→ EXERCISE GOAL: Can you rewrite the entries from the line with "cell-weight: 184.72 g" to the line with "filter-icon[interactable]: ▼▾ <box>528", renaming "column-menu-icon" to "column-options-icon" and leaving everything else as it is?

Dataset entries
----------

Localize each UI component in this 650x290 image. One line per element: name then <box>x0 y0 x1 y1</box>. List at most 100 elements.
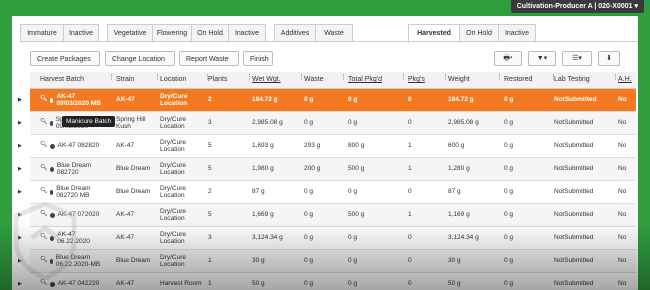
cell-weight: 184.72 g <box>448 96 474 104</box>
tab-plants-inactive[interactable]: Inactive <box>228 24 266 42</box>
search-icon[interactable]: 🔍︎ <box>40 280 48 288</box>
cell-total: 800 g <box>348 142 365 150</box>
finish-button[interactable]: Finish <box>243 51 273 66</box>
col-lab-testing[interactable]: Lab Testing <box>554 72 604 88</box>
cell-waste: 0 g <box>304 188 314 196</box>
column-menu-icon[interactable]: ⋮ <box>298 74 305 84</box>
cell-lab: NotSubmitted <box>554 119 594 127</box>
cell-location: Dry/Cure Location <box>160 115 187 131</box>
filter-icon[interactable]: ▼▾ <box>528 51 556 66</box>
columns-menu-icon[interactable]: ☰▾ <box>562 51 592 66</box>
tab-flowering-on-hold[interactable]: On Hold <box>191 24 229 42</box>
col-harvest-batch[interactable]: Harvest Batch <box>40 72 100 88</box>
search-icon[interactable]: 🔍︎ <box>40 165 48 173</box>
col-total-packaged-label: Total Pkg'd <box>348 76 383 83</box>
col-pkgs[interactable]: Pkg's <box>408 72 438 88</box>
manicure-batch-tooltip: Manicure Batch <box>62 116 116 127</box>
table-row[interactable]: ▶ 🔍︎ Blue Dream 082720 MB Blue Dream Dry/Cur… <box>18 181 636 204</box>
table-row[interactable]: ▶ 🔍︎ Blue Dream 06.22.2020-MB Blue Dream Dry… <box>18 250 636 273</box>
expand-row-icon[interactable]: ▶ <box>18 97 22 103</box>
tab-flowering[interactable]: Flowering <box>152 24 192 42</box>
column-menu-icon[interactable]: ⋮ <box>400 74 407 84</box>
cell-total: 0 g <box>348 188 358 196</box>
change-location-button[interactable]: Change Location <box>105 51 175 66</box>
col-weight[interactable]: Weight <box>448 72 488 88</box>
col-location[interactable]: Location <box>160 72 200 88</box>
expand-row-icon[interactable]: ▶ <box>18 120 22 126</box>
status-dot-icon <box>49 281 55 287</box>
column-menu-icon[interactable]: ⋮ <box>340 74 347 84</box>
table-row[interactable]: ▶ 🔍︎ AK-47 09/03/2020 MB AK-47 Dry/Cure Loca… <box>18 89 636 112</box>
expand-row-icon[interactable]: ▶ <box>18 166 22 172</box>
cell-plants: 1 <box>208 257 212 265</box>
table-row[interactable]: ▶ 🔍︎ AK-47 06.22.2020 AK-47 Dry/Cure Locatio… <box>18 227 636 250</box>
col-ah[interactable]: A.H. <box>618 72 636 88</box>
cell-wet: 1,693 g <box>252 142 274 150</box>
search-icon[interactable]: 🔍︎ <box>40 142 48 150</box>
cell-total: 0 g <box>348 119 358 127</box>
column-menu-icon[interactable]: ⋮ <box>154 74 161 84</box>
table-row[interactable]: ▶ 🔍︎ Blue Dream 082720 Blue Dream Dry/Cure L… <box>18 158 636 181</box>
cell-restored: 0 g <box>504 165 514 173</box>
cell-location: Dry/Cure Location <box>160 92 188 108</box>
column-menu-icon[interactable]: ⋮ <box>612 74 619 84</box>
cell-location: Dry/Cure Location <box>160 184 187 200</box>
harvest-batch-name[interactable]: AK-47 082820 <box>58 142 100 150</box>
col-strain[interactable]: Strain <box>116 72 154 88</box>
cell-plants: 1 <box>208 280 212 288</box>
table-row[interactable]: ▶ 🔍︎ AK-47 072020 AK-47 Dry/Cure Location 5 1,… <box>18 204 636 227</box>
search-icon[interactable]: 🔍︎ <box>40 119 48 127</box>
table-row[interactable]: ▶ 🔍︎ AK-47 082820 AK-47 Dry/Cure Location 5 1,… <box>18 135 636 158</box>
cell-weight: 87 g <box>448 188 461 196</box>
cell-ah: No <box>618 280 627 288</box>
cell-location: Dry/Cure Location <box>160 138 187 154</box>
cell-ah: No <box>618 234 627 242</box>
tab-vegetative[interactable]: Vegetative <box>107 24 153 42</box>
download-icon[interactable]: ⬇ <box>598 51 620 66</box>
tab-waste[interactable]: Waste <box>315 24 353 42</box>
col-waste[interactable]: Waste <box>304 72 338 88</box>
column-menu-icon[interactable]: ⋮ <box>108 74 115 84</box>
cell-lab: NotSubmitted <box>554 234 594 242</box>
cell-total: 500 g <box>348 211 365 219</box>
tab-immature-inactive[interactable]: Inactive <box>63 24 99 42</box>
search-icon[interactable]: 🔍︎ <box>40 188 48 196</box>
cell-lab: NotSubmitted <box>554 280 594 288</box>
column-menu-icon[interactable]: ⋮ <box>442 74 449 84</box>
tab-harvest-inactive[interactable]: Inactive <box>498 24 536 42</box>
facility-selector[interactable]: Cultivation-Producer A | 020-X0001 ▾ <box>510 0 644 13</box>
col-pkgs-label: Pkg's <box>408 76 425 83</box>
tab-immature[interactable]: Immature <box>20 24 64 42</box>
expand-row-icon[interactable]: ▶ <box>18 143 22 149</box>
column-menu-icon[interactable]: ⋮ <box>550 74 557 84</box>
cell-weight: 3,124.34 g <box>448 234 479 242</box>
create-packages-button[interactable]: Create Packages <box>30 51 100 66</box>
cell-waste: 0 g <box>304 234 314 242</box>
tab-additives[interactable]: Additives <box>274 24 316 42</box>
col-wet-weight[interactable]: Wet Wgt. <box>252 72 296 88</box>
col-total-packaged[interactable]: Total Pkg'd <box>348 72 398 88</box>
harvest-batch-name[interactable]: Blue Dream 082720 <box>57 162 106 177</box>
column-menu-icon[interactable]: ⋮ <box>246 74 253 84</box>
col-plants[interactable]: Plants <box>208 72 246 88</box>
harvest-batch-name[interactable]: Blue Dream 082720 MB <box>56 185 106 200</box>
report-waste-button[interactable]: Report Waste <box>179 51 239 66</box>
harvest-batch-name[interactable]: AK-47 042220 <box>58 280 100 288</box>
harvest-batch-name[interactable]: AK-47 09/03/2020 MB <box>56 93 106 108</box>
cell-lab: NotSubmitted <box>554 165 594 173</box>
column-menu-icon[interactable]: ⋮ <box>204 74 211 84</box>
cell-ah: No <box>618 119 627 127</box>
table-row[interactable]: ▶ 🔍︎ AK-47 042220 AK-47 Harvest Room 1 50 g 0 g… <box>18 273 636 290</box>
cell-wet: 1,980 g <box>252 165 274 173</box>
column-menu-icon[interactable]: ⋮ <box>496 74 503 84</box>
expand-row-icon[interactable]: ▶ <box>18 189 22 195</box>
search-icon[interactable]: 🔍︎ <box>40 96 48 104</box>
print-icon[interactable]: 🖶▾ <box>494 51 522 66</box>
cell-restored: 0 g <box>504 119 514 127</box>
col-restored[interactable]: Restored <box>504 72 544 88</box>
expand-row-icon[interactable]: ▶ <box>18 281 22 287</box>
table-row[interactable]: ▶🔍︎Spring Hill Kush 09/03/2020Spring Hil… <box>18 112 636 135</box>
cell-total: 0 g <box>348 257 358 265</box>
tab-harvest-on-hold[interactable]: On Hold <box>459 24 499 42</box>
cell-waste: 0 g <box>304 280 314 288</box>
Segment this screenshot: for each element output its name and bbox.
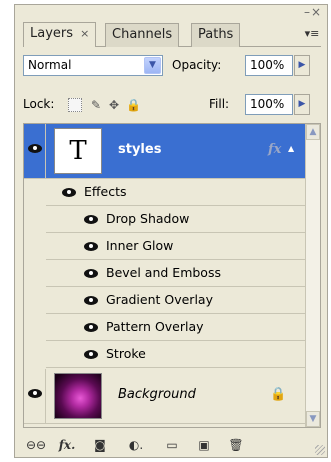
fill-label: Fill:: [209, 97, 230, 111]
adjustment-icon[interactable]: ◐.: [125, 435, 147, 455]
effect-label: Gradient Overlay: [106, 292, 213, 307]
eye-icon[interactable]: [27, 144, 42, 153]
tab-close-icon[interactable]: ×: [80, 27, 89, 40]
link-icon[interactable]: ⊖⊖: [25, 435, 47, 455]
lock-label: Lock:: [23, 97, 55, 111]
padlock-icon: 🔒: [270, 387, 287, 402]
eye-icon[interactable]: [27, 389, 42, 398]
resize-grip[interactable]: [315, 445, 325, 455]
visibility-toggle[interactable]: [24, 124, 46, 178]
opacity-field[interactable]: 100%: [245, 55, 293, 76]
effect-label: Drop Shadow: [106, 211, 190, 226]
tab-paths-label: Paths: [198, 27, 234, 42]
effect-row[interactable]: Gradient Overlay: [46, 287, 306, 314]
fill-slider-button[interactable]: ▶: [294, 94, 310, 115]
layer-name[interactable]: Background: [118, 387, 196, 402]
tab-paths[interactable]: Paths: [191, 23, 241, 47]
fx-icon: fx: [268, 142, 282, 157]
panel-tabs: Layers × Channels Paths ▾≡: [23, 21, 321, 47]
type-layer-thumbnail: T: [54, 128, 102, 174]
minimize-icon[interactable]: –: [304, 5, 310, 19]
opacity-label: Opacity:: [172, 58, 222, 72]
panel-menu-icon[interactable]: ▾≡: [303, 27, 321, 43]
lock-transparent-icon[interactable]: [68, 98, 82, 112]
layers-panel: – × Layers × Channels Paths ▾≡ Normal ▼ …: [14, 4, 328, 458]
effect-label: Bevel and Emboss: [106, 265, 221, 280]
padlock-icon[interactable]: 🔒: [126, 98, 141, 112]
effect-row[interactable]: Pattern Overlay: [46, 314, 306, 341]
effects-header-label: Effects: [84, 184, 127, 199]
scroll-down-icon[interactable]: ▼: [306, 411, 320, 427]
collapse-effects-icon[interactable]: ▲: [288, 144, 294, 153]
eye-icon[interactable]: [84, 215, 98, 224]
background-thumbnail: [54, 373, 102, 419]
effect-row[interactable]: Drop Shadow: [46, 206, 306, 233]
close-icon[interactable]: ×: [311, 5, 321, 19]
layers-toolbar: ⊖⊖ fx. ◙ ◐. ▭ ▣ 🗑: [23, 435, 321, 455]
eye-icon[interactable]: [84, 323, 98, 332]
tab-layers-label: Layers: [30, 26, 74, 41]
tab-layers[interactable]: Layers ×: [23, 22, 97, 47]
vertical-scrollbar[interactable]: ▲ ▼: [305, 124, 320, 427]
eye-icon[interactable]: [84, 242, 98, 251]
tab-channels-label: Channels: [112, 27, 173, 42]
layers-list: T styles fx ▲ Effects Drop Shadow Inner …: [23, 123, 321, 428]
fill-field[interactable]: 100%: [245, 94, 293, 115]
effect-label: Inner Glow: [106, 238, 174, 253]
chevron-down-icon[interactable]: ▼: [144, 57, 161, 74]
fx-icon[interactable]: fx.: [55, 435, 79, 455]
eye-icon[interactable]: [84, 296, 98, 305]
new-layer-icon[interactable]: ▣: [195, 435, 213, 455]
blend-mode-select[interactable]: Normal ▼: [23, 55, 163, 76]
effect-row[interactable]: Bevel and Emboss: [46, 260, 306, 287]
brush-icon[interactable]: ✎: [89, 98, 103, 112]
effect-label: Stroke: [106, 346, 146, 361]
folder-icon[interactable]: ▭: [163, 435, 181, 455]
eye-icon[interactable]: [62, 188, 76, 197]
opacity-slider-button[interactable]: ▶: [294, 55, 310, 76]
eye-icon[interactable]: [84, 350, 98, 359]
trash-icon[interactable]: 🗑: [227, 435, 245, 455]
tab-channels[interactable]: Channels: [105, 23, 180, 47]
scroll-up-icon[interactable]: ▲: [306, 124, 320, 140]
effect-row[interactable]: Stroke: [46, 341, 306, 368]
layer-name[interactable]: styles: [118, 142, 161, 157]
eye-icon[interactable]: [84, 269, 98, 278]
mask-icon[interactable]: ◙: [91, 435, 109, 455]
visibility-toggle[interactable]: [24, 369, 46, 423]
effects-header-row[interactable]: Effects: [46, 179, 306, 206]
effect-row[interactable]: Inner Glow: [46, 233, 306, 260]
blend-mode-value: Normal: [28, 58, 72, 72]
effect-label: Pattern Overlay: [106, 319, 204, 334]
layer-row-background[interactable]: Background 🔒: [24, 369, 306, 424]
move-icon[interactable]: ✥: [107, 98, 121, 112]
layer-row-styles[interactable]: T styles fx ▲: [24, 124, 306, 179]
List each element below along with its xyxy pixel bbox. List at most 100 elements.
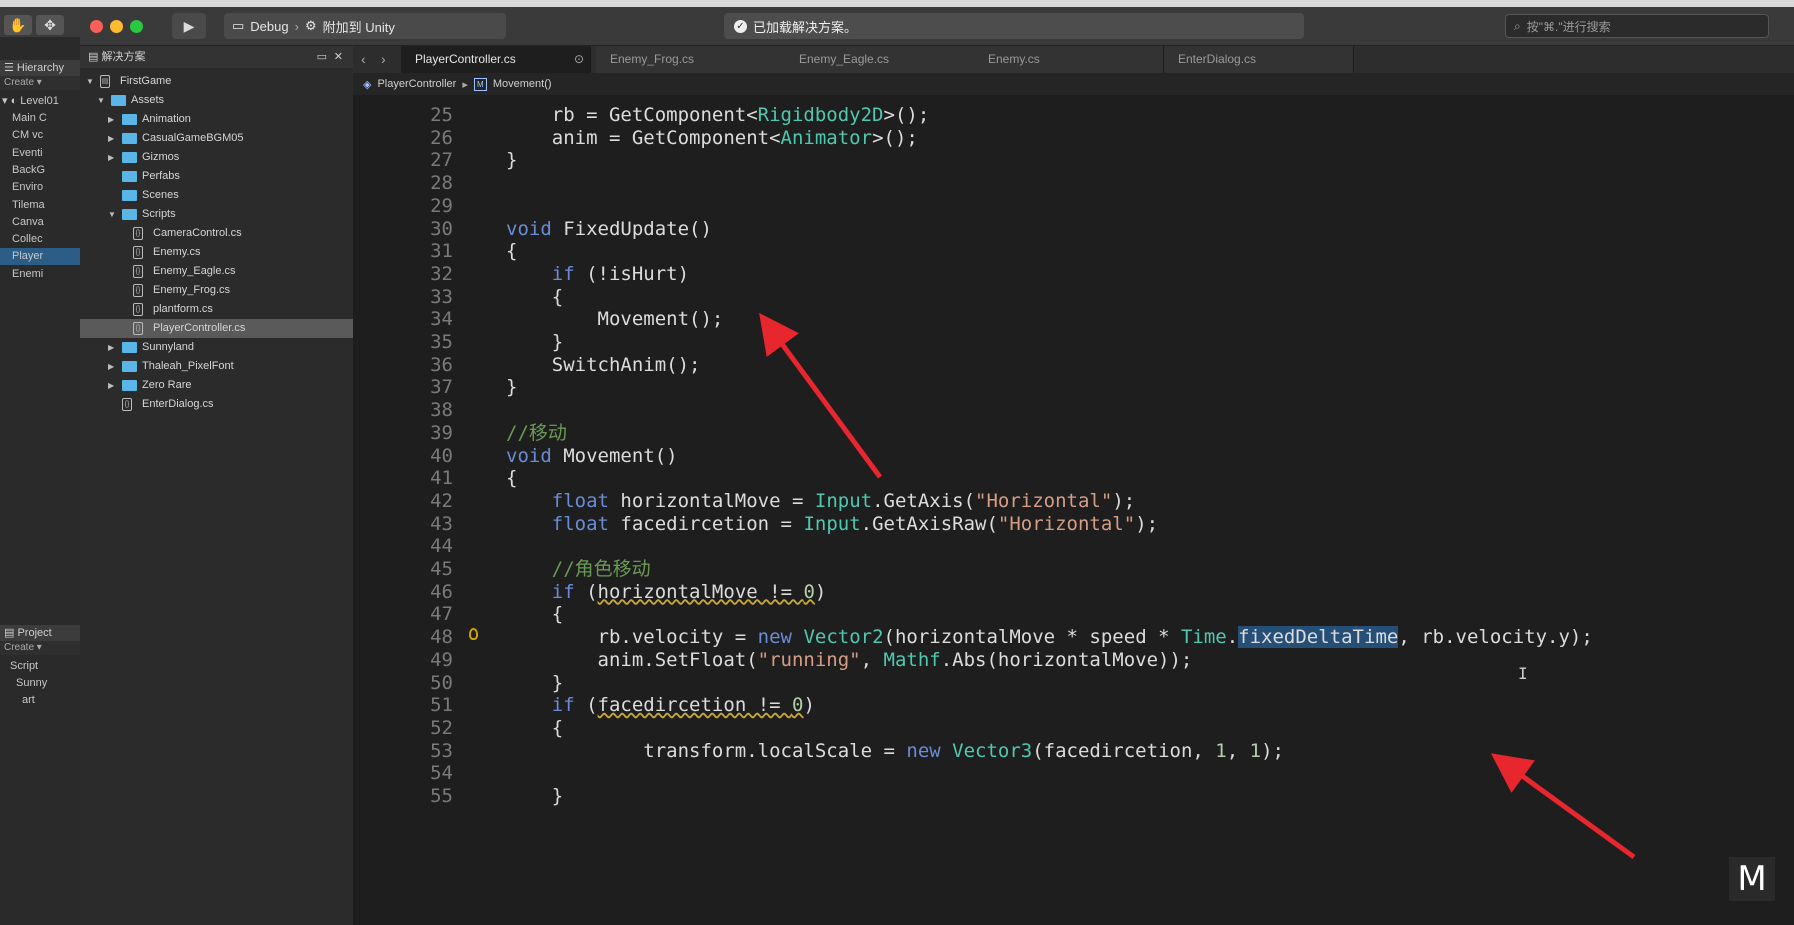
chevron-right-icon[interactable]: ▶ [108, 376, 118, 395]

----------

→ WORKED SOLUTION:
cell-weight: 184.72 g <box>448 96 474 104</box>
tab-plants-inactive[interactable]: Inactive <box>228 24 266 42</box>
search-icon[interactable]: 🔍︎ <box>40 280 48 288</box>
cell-total: 800 g <box>348 142 365 150</box>
finish-button[interactable]: Finish <box>243 51 273 66</box>
col-lab-testing[interactable]: Lab Testing <box>554 72 604 88</box>
cell-waste: 0 g <box>304 188 314 196</box>
column-options-icon[interactable]: ⋮ <box>298 74 305 84</box>
cell-lab: NotSubmitted <box>554 119 594 127</box>
cell-location: Dry/Cure Location <box>160 115 187 131</box>
filter-icon[interactable]: ▼▾ <box>528 51 556 66</box>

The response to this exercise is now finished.